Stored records
>>>>>

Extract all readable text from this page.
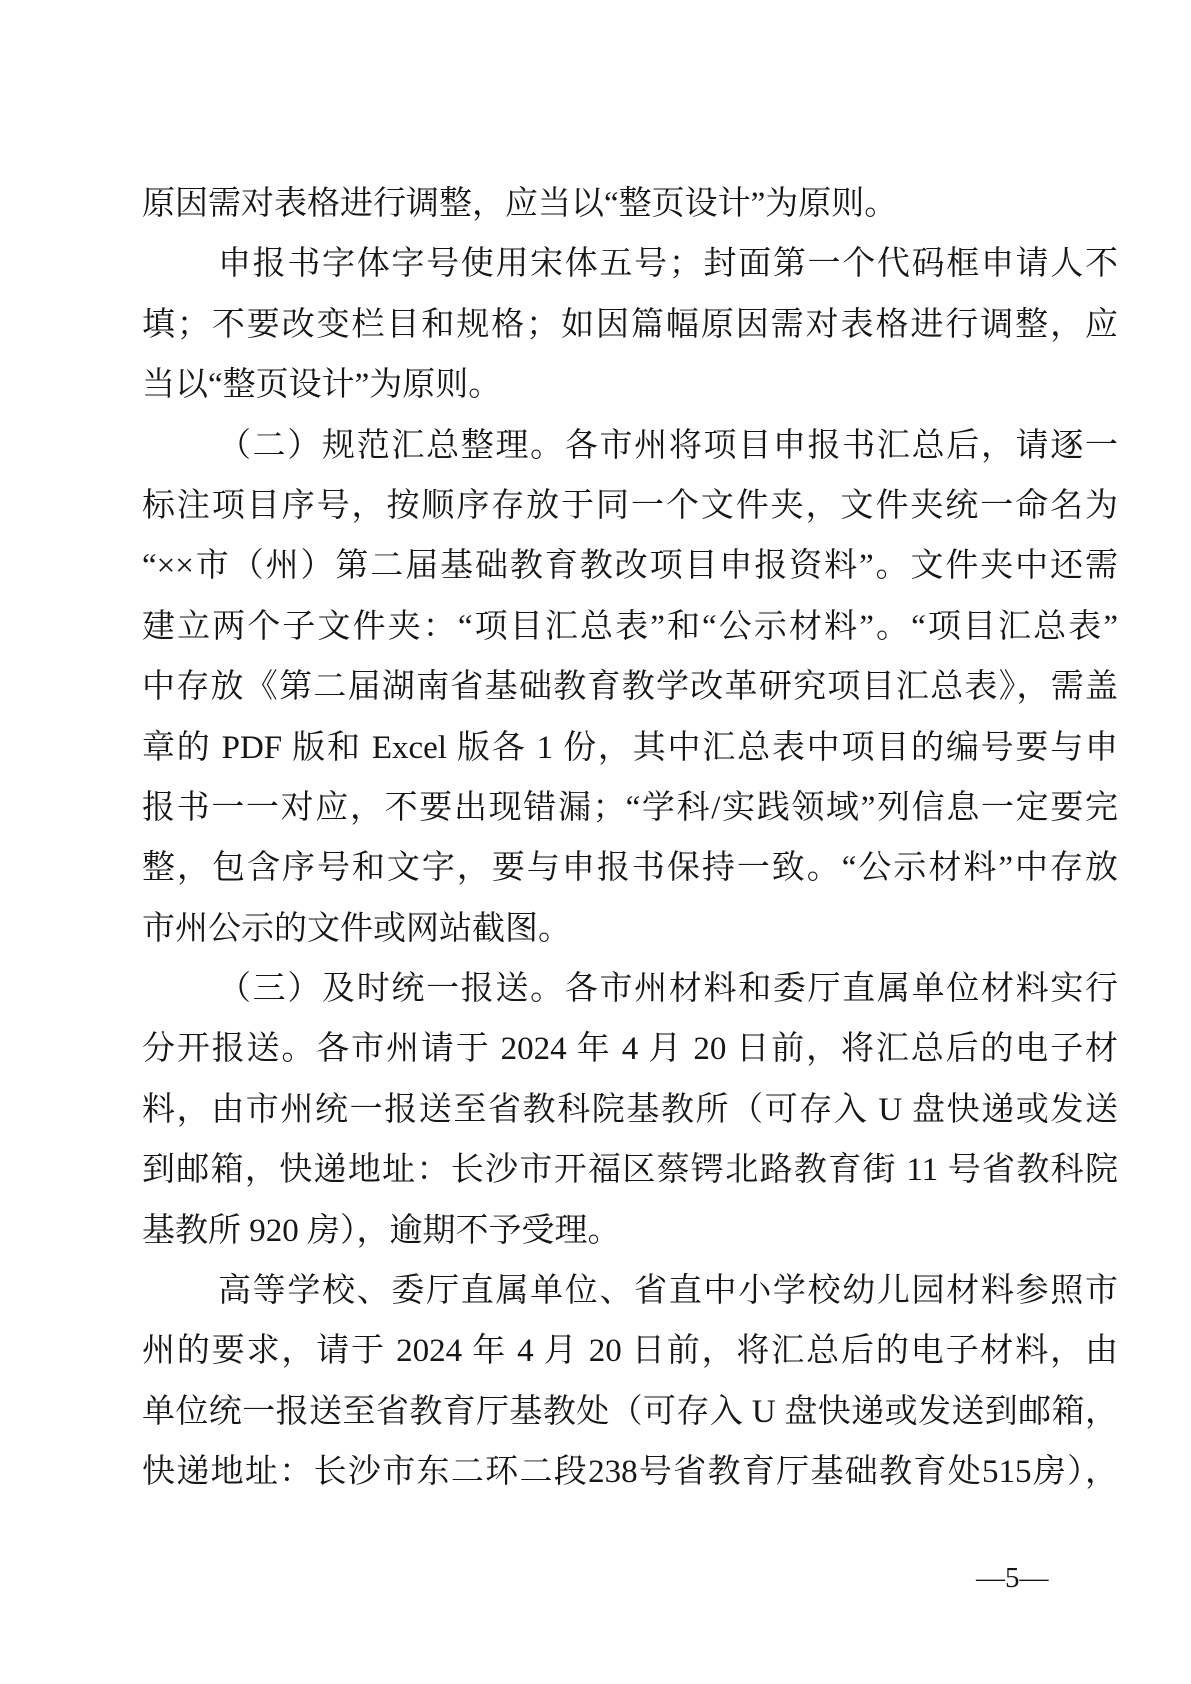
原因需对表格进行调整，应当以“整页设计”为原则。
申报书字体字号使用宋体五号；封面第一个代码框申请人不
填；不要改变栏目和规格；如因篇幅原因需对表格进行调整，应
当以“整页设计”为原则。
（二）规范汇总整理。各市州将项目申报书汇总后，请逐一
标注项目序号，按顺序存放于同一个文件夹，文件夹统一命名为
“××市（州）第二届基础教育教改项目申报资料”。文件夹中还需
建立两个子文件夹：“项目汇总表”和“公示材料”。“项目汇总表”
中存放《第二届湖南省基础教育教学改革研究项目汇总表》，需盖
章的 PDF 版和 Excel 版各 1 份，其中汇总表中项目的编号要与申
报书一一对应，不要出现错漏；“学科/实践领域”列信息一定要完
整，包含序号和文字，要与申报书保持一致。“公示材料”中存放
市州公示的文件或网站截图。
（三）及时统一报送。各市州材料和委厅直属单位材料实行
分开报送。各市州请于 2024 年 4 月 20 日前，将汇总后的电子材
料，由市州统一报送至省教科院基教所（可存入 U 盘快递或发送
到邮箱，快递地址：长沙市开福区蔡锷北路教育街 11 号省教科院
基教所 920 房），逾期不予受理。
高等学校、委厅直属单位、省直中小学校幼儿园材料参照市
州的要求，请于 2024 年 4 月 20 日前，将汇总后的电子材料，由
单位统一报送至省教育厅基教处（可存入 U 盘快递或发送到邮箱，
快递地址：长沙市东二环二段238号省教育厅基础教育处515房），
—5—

<<<<<

TASK DESCRIPTION >> Pictures are excluded; copy every other part of the records exactly.

TASK SOLUTION >>
Extract all readable text from this page.
原因需对表格进行调整，应当以“整页设计”为原则。
申报书字体字号使用宋体五号；封面第一个代码框申请人不
填；不要改变栏目和规格；如因篇幅原因需对表格进行调整，应
当以“整页设计”为原则。
（二）规范汇总整理。各市州将项目申报书汇总后，请逐一
标注项目序号，按顺序存放于同一个文件夹，文件夹统一命名为
“××市（州）第二届基础教育教改项目申报资料”。文件夹中还需
建立两个子文件夹：“项目汇总表”和“公示材料”。“项目汇总表”
中存放《第二届湖南省基础教育教学改革研究项目汇总表》，需盖
章的 PDF 版和 Excel 版各 1 份，其中汇总表中项目的编号要与申
报书一一对应，不要出现错漏；“学科/实践领域”列信息一定要完
整，包含序号和文字，要与申报书保持一致。“公示材料”中存放
市州公示的文件或网站截图。
（三）及时统一报送。各市州材料和委厅直属单位材料实行
分开报送。各市州请于 2024 年 4 月 20 日前，将汇总后的电子材
料，由市州统一报送至省教科院基教所（可存入 U 盘快递或发送
到邮箱，快递地址：长沙市开福区蔡锷北路教育街 11 号省教科院
基教所 920 房），逾期不予受理。
高等学校、委厅直属单位、省直中小学校幼儿园材料参照市
州的要求，请于 2024 年 4 月 20 日前，将汇总后的电子材料，由
单位统一报送至省教育厅基教处（可存入 U 盘快递或发送到邮箱，
快递地址：长沙市东二环二段238号省教育厅基础教育处515房），
—5—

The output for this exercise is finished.